**** INPUT ROWS
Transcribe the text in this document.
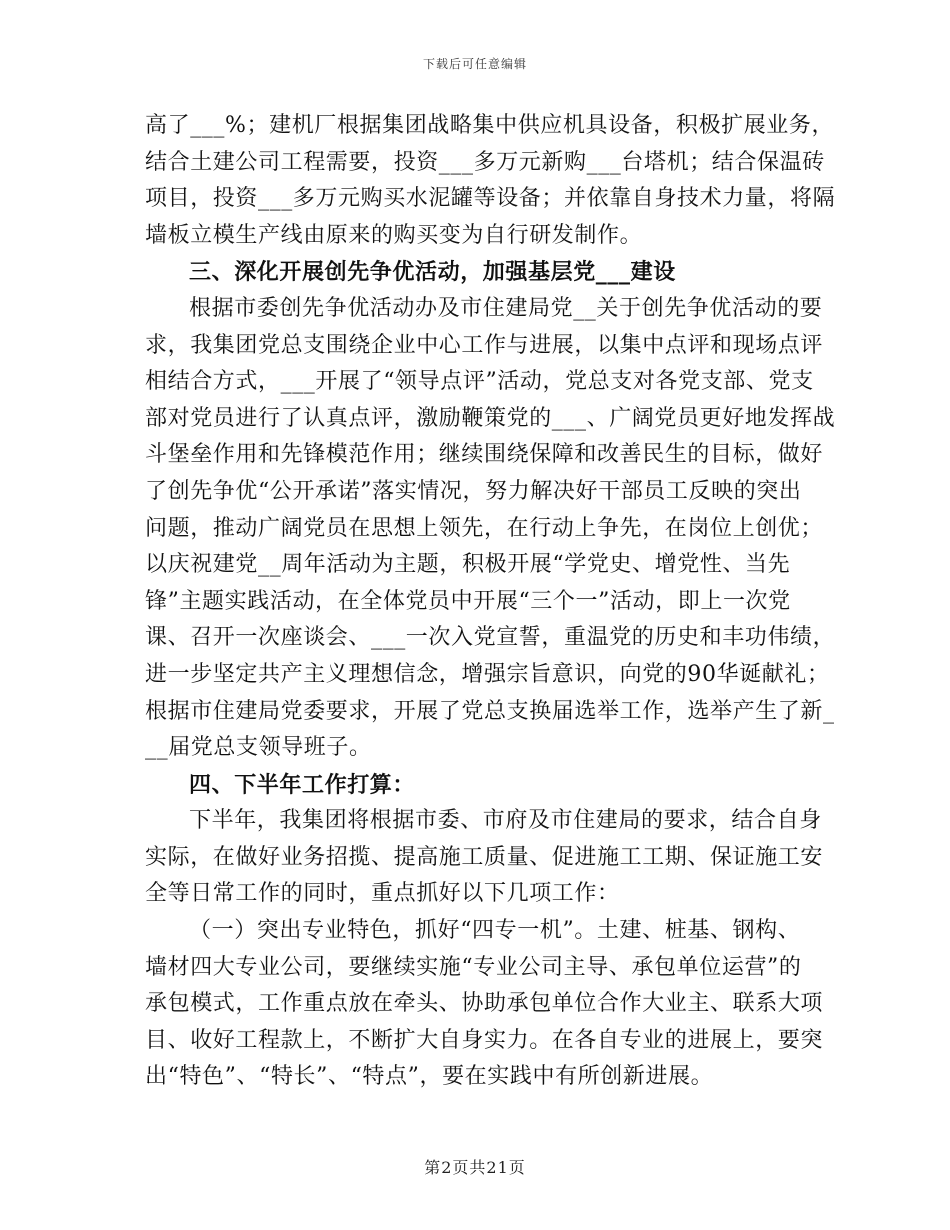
下载后可任意编辑
高了___%；建机厂根据集团战略集中供应机具设备，积极扩展业务，
结合土建公司工程需要，投资___多万元新购___台塔机；结合保温砖
项目，投资___多万元购买水泥罐等设备；并依靠自身技术力量，将隔
墙板立模生产线由原来的购买变为自行研发制作。
三、深化开展创先争优活动，加强基层党___建设
根据市委创先争优活动办及市住建局党__关于创先争优活动的要
求，我集团党总支围绕企业中心工作与进展，以集中点评和现场点评
相结合方式，___开展了“领导点评”活动，党总支对各党支部、党支
部对党员进行了认真点评，激励鞭策党的___、广阔党员更好地发挥战
斗堡垒作用和先锋模范作用；继续围绕保障和改善民生的目标，做好
了创先争优“公开承诺”落实情况，努力解决好干部员工反映的突出
问题，推动广阔党员在思想上领先，在行动上争先，在岗位上创优；
以庆祝建党__周年活动为主题，积极开展“学党史、增党性、当先
锋”主题实践活动，在全体党员中开展“三个一”活动，即上一次党
课、召开一次座谈会、___一次入党宣誓，重温党的历史和丰功伟绩，
进一步坚定共产主义理想信念，增强宗旨意识，向党的90华诞献礼；
根据市住建局党委要求，开展了党总支换届选举工作，选举产生了新_
__届党总支领导班子。
四、下半年工作打算：
下半年，我集团将根据市委、市府及市住建局的要求，结合自身
实际，在做好业务招揽、提高施工质量、促进施工工期、保证施工安
全等日常工作的同时，重点抓好以下几项工作：
（一）突出专业特色，抓好“四专一机”。土建、桩基、钢构、
墙材四大专业公司，要继续实施“专业公司主导、承包单位运营”的
承包模式，工作重点放在牵头、协助承包单位合作大业主、联系大项
目、收好工程款上，不断扩大自身实力。在各自专业的进展上，要突
出“特色”、“特长”、“特点”，要在实践中有所创新进展。
第2页共21页
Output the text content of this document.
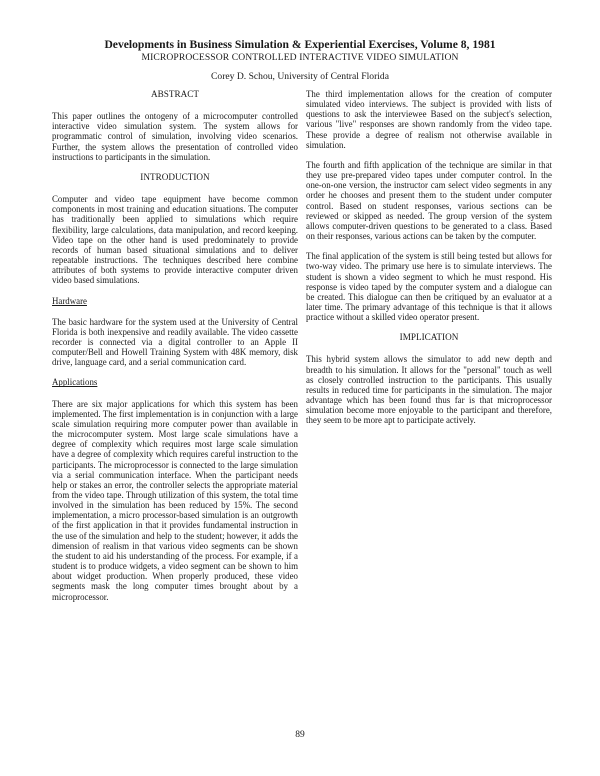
Developments in Business Simulation & Experiential Exercises, Volume 8, 1981
MICROPROCESSOR CONTROLLED INTERACTIVE VIDEO SIMULATION
Corey D. Schou, University of Central Florida
ABSTRACT

This paper outlines the ontogeny of a microcomputer controlled interactive video simulation system. The system allows for programmatic control of simulation, involving video scenarios. Further, the system allows the presentation of controlled video instructions to participants in the simulation.

INTRODUCTION

Computer and video tape equipment have become common components in most training and education situations. The computer has traditionally been applied to simulations which require flexibility, large calculations, data manipulation, and record keeping. Video tape on the other hand is used predominately to provide records of human based situational simulations and to deliver repeatable instructions. The techniques described here combine attributes of both systems to provide interactive computer driven video based simulations.

Hardware

The basic hardware for the system used at the University of Central Florida is both inexpensive and readily available. The video cassette recorder is connected via a digital controller to an Apple II computer/Bell and Howell Training System with 48K memory, disk drive, language card, and a serial communication card.

Applications

There are six major applications for which this system has been implemented. The first implementation is in conjunction with a large scale simulation requiring more computer power than available in the microcomputer system. Most large scale simulations have a degree of complexity which requires most large scale simulation have a degree of complexity which requires careful instruction to the participants. The microprocessor is connected to the large simulation via a serial communication interface. When the participant needs help or stakes an error, the controller selects the appropriate material from the video tape. Through utilization of this system, the total time involved in the simulation has been reduced by 15%. The second implementation, a micro processor-based simulation is an outgrowth of the first application in that it provides fundamental instruction in the use of the simulation and help to the student; however, it adds the dimension of realism in that various video segments can be shown the student to aid his understanding of the process. For example, if a student is to produce widgets, a video segment can be shown to him about widget production. When properly produced, these video segments mask the long computer times brought about by a microprocessor.

The third implementation allows for the creation of computer simulated video interviews. The subject is provided with lists of questions to ask the interviewee Based on the subject's selection, various "live" responses are shown randomly from the video tape. These provide a degree of realism not otherwise available in simulation.

The fourth and fifth application of the technique are similar in that they use pre-prepared video tapes under computer control. In the one-on-one version, the instructor cam select video segments in any order he chooses and present them to the student under computer control. Based on student responses, various sections can be reviewed or skipped as needed. The group version of the system allows computer-driven questions to be generated to a class. Based on their responses, various actions can be taken by the computer.

The final application of the system is still being tested but allows for two-way video. The primary use here is to simulate interviews. The student is shown a video segment to which he must respond. His response is video taped by the computer system and a dialogue can be created. This dialogue can then be critiqued by an evaluator at a later time. The primary advantage of this technique is that it allows practice without a skilled video operator present.

IMPLICATION

This hybrid system allows the simulator to add new depth and breadth to his simulation. It allows for the "personal" touch as well as closely controlled instruction to the participants. This usually results in reduced time for participants in the simulation. The major advantage which has been found thus far is that microprocessor simulation become more enjoyable to the participant and therefore, they seem to be more apt to participate actively.

89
********
## GIVEN TASK
Go through the data above and find the lines with the word "Central". Copy each of those lines.

## ANSWER TO THE TASK
Corey D. Schou, University of Central Florida
The basic hardware for the system used at the University of Central Florida is both inexpensive and readily available. The video cassette recorder is connected via a digital controller to an Apple II computer/Bell and Howell Training System with 48K memory, disk drive, language card, and a serial communication card.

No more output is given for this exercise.